Task to carry out:
No images are to be carried over; print all other material exactly as it stands.

Data to process:
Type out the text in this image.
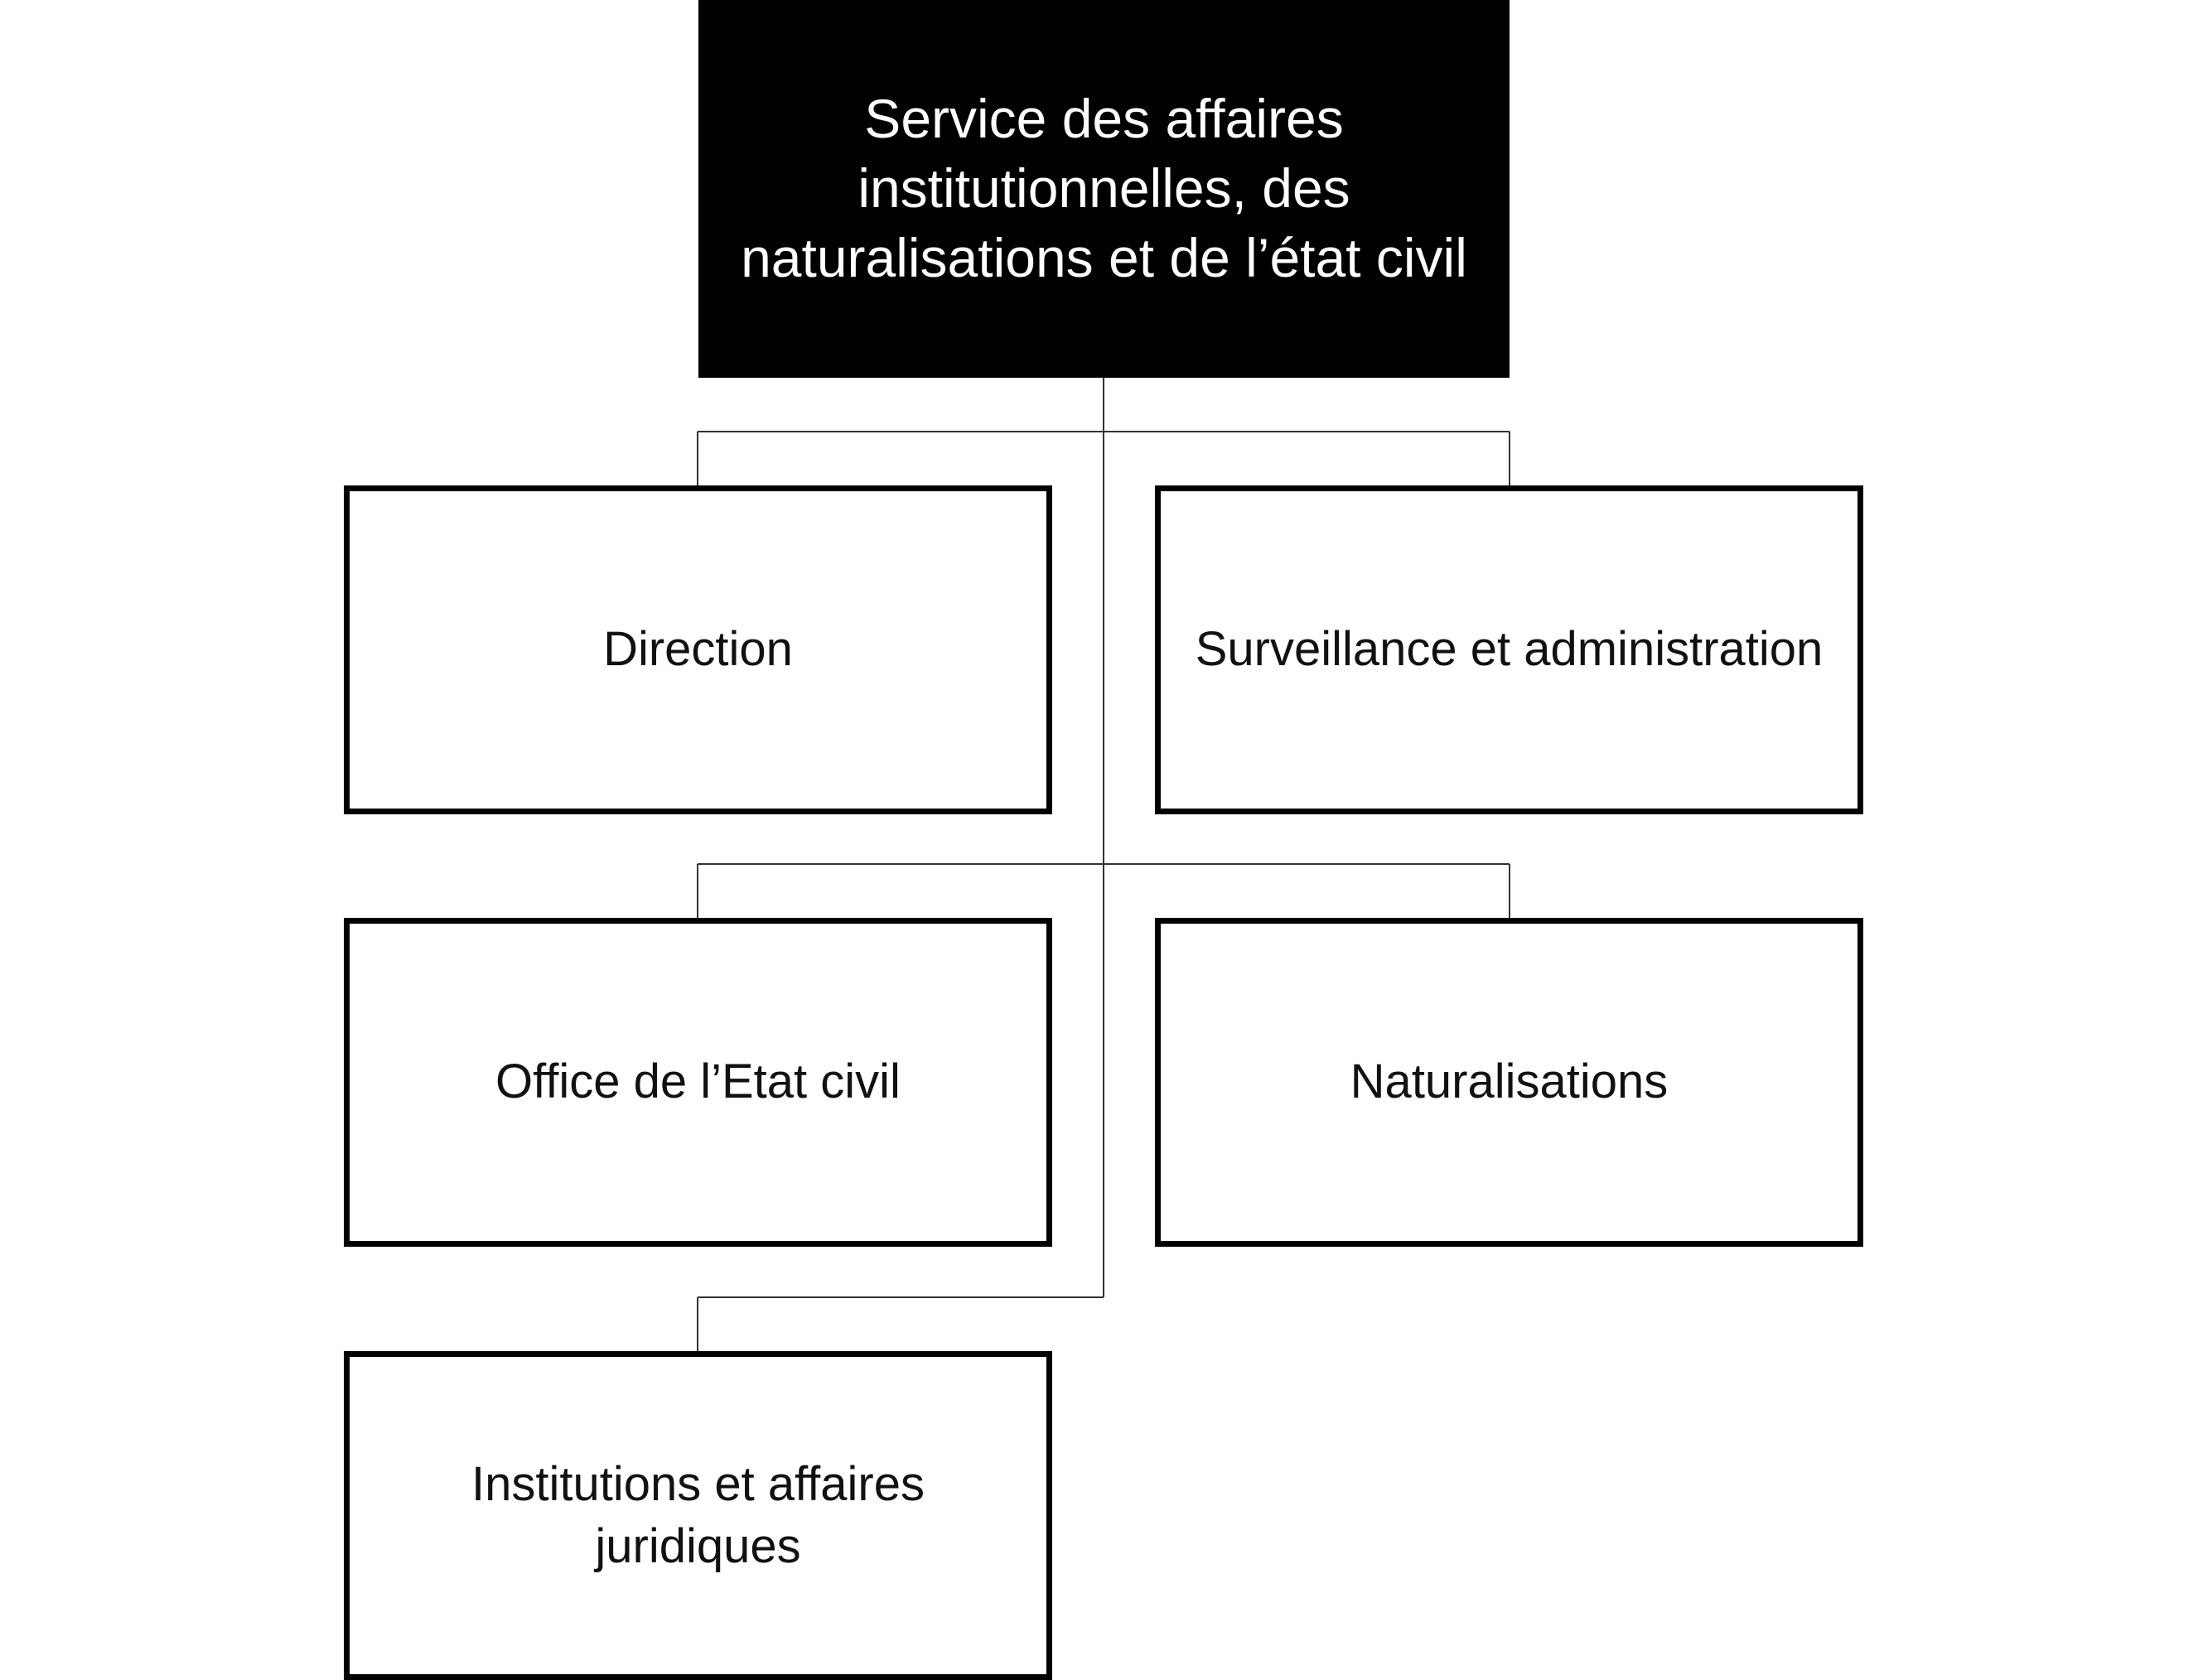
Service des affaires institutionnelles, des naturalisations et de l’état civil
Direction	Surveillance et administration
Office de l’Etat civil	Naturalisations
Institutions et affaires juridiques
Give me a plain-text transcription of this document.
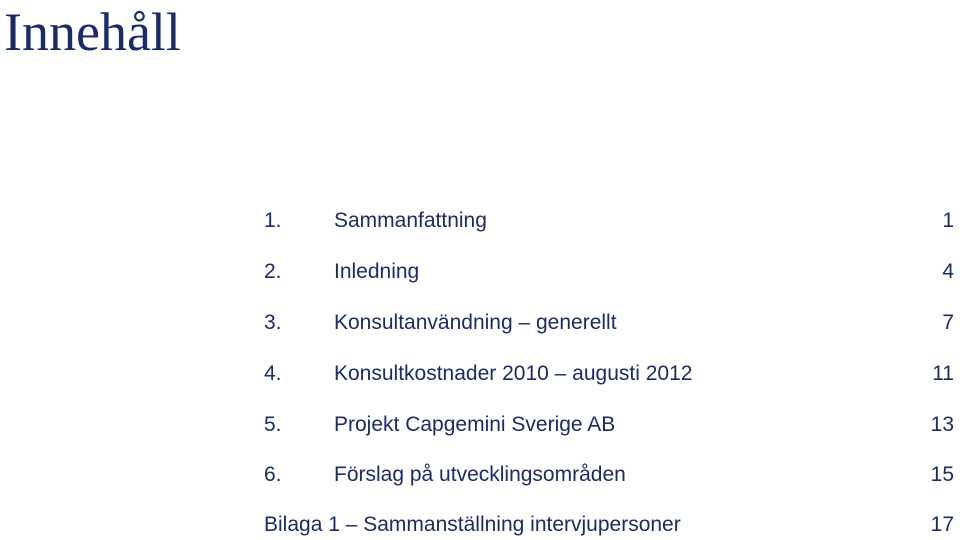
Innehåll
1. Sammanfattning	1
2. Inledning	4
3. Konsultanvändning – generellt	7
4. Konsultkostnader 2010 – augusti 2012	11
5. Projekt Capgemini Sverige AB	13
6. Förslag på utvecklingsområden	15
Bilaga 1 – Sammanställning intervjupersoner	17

Solution to this exercise:
Type out the text in this image.
Service des affaires institutionnelles, des naturalisations et de l’état civil
Direction	Surveillance et administration
Office de l’Etat civil	Naturalisations
Institutions et affaires juridiques
Give me a plain-text transcription of this document.
Innehåll
1. Sammanfattning	1
2. Inledning	4
3. Konsultanvändning – generellt	7
4. Konsultkostnader 2010 – augusti 2012	11
5. Projekt Capgemini Sverige AB	13
6. Förslag på utvecklingsområden	15
Bilaga 1 – Sammanställning intervjupersoner	17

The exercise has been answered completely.